WORK INSTRUCTIONS: Without the pictures, output the records below word for word.

PROVIDED ENTRIES:
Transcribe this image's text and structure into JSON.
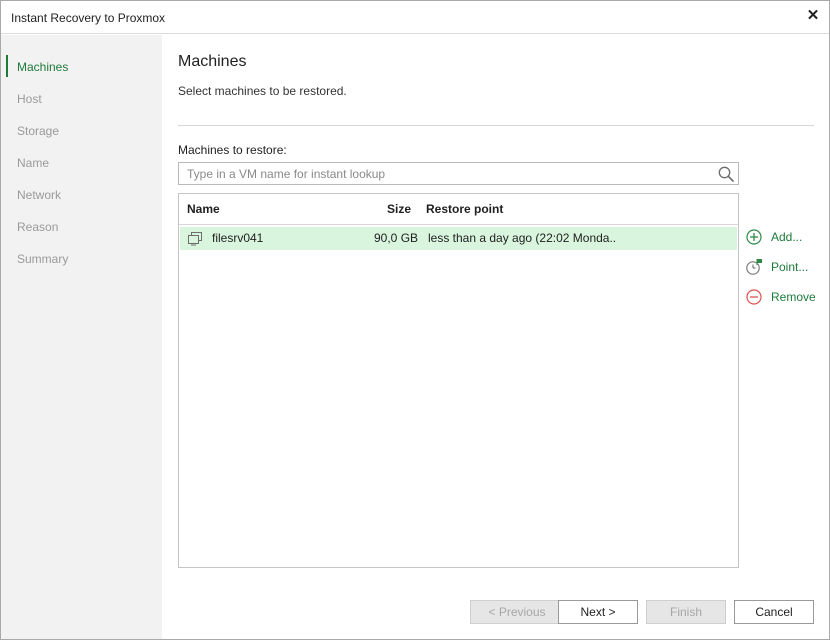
{
  "window": {
    "title": "Instant Recovery to Proxmox"
  },
  "sidebar": {
    "steps": [
      {
        "label": "Machines",
        "active": true
      },
      {
        "label": "Host",
        "active": false
      },
      {
        "label": "Storage",
        "active": false
      },
      {
        "label": "Name",
        "active": false
      },
      {
        "label": "Network",
        "active": false
      },
      {
        "label": "Reason",
        "active": false
      },
      {
        "label": "Summary",
        "active": false
      }
    ]
  },
  "main": {
    "title": "Machines",
    "subtitle": "Select machines to be restored.",
    "machines_label": "Machines to restore:",
    "search_placeholder": "Type in a VM name for instant lookup",
    "table": {
      "columns": [
        "Name",
        "Size",
        "Restore point"
      ],
      "rows": [
        {
          "name": "filesrv041",
          "size": "90,0 GB",
          "restore_point": "less than a day ago (22:02 Monda..",
          "selected": true
        }
      ]
    },
    "actions": {
      "add": "Add...",
      "point": "Point...",
      "remove": "Remove"
    }
  },
  "footer": {
    "previous": "< Previous",
    "next": "Next >",
    "finish": "Finish",
    "cancel": "Cancel"
  },
  "colors": {
    "accent_green": "#1f7a3a",
    "selected_row": "#d9f5de",
    "remove_red": "#d9534f"
  }
}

RESPONSE:
Transcribe this image's text and structure into JSON.
{
  "window": {
    "title": "Instant Recovery to Proxmox"
  },
  "sidebar": {
    "steps": [
      {
        "label": "Machines",
        "active": true
      },
      {
        "label": "Host",
        "active": false
      },
      {
        "label": "Storage",
        "active": false
      },
      {
        "label": "Name",
        "active": false
      },
      {
        "label": "Network",
        "active": false
      },
      {
        "label": "Reason",
        "active": false
      },
      {
        "label": "Summary",
        "active": false
      }
    ]
  },
  "main": {
    "title": "Machines",
    "subtitle": "Select machines to be restored.",
    "machines_label": "Machines to restore:",
    "search_placeholder": "Type in a VM name for instant lookup",
    "table": {
      "columns": [
        "Name",
        "Size",
        "Restore point"
      ],
      "rows": [
        {
          "name": "filesrv041",
          "size": "90,0 GB",
          "restore_point": "less than a day ago (22:02 Monda..",
          "selected": true
        }
      ]
    },
    "actions": {
      "add": "Add...",
      "point": "Point...",
      "remove": "Remove"
    }
  },
  "footer": {
    "previous": "< Previous",
    "next": "Next >",
    "finish": "Finish",
    "cancel": "Cancel"
  },
  "colors": {
    "accent_green": "#1f7a3a",
    "selected_row": "#d9f5de",
    "remove_red": "#d9534f"
  }
}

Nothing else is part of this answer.